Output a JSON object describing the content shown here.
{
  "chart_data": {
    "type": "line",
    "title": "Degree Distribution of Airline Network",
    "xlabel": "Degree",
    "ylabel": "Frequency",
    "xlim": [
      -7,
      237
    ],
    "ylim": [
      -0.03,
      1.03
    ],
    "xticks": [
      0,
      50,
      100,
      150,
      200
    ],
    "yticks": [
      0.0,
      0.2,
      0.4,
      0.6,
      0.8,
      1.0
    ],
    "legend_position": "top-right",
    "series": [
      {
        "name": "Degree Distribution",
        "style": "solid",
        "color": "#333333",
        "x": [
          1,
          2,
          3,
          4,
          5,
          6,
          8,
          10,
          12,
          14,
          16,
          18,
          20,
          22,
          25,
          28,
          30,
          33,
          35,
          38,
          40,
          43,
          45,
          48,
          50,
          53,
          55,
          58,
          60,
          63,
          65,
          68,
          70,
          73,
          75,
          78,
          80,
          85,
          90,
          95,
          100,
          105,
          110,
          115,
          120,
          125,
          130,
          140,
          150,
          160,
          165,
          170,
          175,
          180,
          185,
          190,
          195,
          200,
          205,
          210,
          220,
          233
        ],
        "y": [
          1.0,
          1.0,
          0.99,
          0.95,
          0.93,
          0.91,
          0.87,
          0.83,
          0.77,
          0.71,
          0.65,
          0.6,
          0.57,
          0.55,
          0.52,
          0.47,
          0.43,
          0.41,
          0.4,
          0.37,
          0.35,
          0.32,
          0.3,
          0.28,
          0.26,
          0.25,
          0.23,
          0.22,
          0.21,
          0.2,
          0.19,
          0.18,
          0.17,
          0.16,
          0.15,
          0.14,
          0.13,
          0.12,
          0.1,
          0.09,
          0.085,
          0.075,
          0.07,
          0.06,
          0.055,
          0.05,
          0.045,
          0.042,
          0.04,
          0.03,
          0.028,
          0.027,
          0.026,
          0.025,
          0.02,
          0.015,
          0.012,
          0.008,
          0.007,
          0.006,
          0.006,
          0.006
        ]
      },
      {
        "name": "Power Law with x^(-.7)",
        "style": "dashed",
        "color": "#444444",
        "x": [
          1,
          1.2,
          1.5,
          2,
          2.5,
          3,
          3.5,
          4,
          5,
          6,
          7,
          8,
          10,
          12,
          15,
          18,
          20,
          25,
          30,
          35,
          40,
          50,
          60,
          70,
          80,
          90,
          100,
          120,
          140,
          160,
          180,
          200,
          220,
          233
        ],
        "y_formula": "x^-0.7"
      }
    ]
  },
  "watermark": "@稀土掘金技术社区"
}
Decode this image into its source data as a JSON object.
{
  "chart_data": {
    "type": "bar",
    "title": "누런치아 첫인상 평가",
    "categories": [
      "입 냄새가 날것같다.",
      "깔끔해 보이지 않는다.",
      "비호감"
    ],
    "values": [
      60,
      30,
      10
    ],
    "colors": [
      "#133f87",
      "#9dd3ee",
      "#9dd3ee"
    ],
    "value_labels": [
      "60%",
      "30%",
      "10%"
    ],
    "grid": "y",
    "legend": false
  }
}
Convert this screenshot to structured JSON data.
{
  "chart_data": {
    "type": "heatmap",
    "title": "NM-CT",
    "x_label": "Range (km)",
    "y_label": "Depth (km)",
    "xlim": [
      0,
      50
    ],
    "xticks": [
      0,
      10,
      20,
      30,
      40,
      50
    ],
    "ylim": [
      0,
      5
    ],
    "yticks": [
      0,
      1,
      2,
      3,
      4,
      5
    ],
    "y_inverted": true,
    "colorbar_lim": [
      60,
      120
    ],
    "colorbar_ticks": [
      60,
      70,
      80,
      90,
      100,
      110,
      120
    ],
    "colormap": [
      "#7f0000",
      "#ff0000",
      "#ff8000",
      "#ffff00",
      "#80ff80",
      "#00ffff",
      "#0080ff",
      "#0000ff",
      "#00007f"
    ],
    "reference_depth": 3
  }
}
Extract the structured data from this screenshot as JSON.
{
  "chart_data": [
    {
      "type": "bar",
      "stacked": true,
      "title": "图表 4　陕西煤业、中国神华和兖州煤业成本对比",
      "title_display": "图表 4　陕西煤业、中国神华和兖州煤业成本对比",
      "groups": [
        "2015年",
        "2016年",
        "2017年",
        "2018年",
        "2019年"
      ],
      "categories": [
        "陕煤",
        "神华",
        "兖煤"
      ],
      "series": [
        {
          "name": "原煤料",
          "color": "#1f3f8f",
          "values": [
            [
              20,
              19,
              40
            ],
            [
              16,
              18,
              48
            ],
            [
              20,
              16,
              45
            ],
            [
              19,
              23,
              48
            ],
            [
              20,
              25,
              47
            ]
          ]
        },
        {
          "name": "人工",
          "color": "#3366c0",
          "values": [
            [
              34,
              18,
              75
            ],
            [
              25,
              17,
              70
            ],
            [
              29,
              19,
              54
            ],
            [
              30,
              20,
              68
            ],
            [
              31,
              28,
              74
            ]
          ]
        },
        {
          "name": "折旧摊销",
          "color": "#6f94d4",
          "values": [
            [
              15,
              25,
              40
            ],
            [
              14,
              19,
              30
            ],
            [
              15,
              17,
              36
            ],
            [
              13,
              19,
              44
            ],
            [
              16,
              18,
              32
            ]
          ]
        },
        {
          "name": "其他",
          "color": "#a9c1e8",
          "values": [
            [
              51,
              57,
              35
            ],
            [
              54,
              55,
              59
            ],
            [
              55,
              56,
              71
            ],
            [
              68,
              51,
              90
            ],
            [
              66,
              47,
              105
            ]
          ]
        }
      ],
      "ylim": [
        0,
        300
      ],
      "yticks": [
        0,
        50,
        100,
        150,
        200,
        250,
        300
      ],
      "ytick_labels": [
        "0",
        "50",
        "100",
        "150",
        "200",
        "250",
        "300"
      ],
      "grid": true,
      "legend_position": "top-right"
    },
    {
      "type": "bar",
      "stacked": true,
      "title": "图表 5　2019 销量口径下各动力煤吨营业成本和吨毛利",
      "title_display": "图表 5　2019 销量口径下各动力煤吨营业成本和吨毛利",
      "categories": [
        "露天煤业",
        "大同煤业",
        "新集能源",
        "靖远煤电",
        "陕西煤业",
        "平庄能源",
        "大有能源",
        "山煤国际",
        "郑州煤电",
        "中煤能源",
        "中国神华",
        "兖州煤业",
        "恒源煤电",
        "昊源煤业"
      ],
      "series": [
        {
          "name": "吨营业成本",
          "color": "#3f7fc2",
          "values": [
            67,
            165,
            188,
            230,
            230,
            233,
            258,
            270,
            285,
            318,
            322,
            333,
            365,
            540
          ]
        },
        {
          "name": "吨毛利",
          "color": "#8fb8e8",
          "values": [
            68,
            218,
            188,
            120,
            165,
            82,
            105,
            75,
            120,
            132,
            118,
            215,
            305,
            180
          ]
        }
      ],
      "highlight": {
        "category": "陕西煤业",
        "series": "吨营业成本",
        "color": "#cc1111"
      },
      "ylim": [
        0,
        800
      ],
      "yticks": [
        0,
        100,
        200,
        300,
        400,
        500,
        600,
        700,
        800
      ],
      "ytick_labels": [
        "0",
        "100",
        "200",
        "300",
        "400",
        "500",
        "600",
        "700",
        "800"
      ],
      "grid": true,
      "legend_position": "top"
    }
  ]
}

Your instructions:
Extract the data exactly as given.

Task response:
Output a JSON object describing the content shown here.
{
  "chart_data": {
    "type": "line",
    "title": "Degree Distribution of Airline Network",
    "xlabel": "Degree",
    "ylabel": "Frequency",
    "xlim": [
      -7,
      237
    ],
    "ylim": [
      -0.03,
      1.03
    ],
    "xticks": [
      0,
      50,
      100,
      150,
      200
    ],
    "yticks": [
      0.0,
      0.2,
      0.4,
      0.6,
      0.8,
      1.0
    ],
    "legend_position": "top-right",
    "series": [
      {
        "name": "Degree Distribution",
        "style": "solid",
        "color": "#333333",
        "x": [
          1,
          2,
          3,
          4,
          5,
          6,
          8,
          10,
          12,
          14,
          16,
          18,
          20,
          22,
          25,
          28,
          30,
          33,
          35,
          38,
          40,
          43,
          45,
          48,
          50,
          53,
          55,
          58,
          60,
          63,
          65,
          68,
          70,
          73,
          75,
          78,
          80,
          85,
          90,
          95,
          100,
          105,
          110,
          115,
          120,
          125,
          130,
          140,
          150,
          160,
          165,
          170,
          175,
          180,
          185,
          190,
          195,
          200,
          205,
          210,
          220,
          233
        ],
        "y": [
          1.0,
          1.0,
          0.99,
          0.95,
          0.93,
          0.91,
          0.87,
          0.83,
          0.77,
          0.71,
          0.65,
          0.6,
          0.57,
          0.55,
          0.52,
          0.47,
          0.43,
          0.41,
          0.4,
          0.37,
          0.35,
          0.32,
          0.3,
          0.28,
          0.26,
          0.25,
          0.23,
          0.22,
          0.21,
          0.2,
          0.19,
          0.18,
          0.17,
          0.16,
          0.15,
          0.14,
          0.13,
          0.12,
          0.1,
          0.09,
          0.085,
          0.075,
          0.07,
          0.06,
          0.055,
          0.05,
          0.045,
          0.042,
          0.04,
          0.03,
          0.028,
          0.027,
          0.026,
          0.025,
          0.02,
          0.015,
          0.012,
          0.008,
          0.007,
          0.006,
          0.006,
          0.006
        ]
      },
      {
        "name": "Power Law with x^(-.7)",
        "style": "dashed",
        "color": "#444444",
        "x": [
          1,
          1.2,
          1.5,
          2,
          2.5,
          3,
          3.5,
          4,
          5,
          6,
          7,
          8,
          10,
          12,
          15,
          18,
          20,
          25,
          30,
          35,
          40,
          50,
          60,
          70,
          80,
          90,
          100,
          120,
          140,
          160,
          180,
          200,
          220,
          233
        ],
        "y_formula": "x^-0.7"
      }
    ]
  },
  "watermark": "@稀土掘金技术社区"
}
Decode this image into its source data as a JSON object.
{
  "chart_data": {
    "type": "bar",
    "title": "누런치아 첫인상 평가",
    "categories": [
      "입 냄새가 날것같다.",
      "깔끔해 보이지 않는다.",
      "비호감"
    ],
    "values": [
      60,
      30,
      10
    ],
    "colors": [
      "#133f87",
      "#9dd3ee",
      "#9dd3ee"
    ],
    "value_labels": [
      "60%",
      "30%",
      "10%"
    ],
    "grid": "y",
    "legend": false
  }
}
Convert this screenshot to structured JSON data.
{
  "chart_data": {
    "type": "heatmap",
    "title": "NM-CT",
    "x_label": "Range (km)",
    "y_label": "Depth (km)",
    "xlim": [
      0,
      50
    ],
    "xticks": [
      0,
      10,
      20,
      30,
      40,
      50
    ],
    "ylim": [
      0,
      5
    ],
    "yticks": [
      0,
      1,
      2,
      3,
      4,
      5
    ],
    "y_inverted": true,
    "colorbar_lim": [
      60,
      120
    ],
    "colorbar_ticks": [
      60,
      70,
      80,
      90,
      100,
      110,
      120
    ],
    "colormap": [
      "#7f0000",
      "#ff0000",
      "#ff8000",
      "#ffff00",
      "#80ff80",
      "#00ffff",
      "#0080ff",
      "#0000ff",
      "#00007f"
    ],
    "reference_depth": 3
  }
}
Extract the structured data from this screenshot as JSON.
{
  "chart_data": [
    {
      "type": "bar",
      "stacked": true,
      "title": "图表 4　陕西煤业、中国神华和兖州煤业成本对比",
      "title_display": "图表 4　陕西煤业、中国神华和兖州煤业成本对比",
      "groups": [
        "2015年",
        "2016年",
        "2017年",
        "2018年",
        "2019年"
      ],
      "categories": [
        "陕煤",
        "神华",
        "兖煤"
      ],
      "series": [
        {
          "name": "原煤料",
          "color": "#1f3f8f",
          "values": [
            [
              20,
              19,
              40
            ],
            [
              16,
              18,
              48
            ],
            [
              20,
              16,
              45
            ],
            [
              19,
              23,
              48
            ],
            [
              20,
              25,
              47
            ]
          ]
        },
        {
          "name": "人工",
          "color": "#3366c0",
          "values": [
            [
              34,
              18,
              75
            ],
            [
              25,
              17,
              70
            ],
            [
              29,
              19,
              54
            ],
            [
              30,
              20,
              68
            ],
            [
              31,
              28,
              74
            ]
          ]
        },
        {
          "name": "折旧摊销",
          "color": "#6f94d4",
          "values": [
            [
              15,
              25,
              40
            ],
            [
              14,
              19,
              30
            ],
            [
              15,
              17,
              36
            ],
            [
              13,
              19,
              44
            ],
            [
              16,
              18,
              32
            ]
          ]
        },
        {
          "name": "其他",
          "color": "#a9c1e8",
          "values": [
            [
              51,
              57,
              35
            ],
            [
              54,
              55,
              59
            ],
            [
              55,
              56,
              71
            ],
            [
              68,
              51,
              90
            ],
            [
              66,
              47,
              105
            ]
          ]
        }
      ],
      "ylim": [
        0,
        300
      ],
      "yticks": [
        0,
        50,
        100,
        150,
        200,
        250,
        300
      ],
      "ytick_labels": [
        "0",
        "50",
        "100",
        "150",
        "200",
        "250",
        "300"
      ],
      "grid": true,
      "legend_position": "top-right"
    },
    {
      "type": "bar",
      "stacked": true,
      "title": "图表 5　2019 销量口径下各动力煤吨营业成本和吨毛利",
      "title_display": "图表 5　2019 销量口径下各动力煤吨营业成本和吨毛利",
      "categories": [
        "露天煤业",
        "大同煤业",
        "新集能源",
        "靖远煤电",
        "陕西煤业",
        "平庄能源",
        "大有能源",
        "山煤国际",
        "郑州煤电",
        "中煤能源",
        "中国神华",
        "兖州煤业",
        "恒源煤电",
        "昊源煤业"
      ],
      "series": [
        {
          "name": "吨营业成本",
          "color": "#3f7fc2",
          "values": [
            67,
            165,
            188,
            230,
            230,
            233,
            258,
            270,
            285,
            318,
            322,
            333,
            365,
            540
          ]
        },
        {
          "name": "吨毛利",
          "color": "#8fb8e8",
          "values": [
            68,
            218,
            188,
            120,
            165,
            82,
            105,
            75,
            120,
            132,
            118,
            215,
            305,
            180
          ]
        }
      ],
      "highlight": {
        "category": "陕西煤业",
        "series": "吨营业成本",
        "color": "#cc1111"
      },
      "ylim": [
        0,
        800
      ],
      "yticks": [
        0,
        100,
        200,
        300,
        400,
        500,
        600,
        700,
        800
      ],
      "ytick_labels": [
        "0",
        "100",
        "200",
        "300",
        "400",
        "500",
        "600",
        "700",
        "800"
      ],
      "grid": true,
      "legend_position": "top"
    }
  ]
}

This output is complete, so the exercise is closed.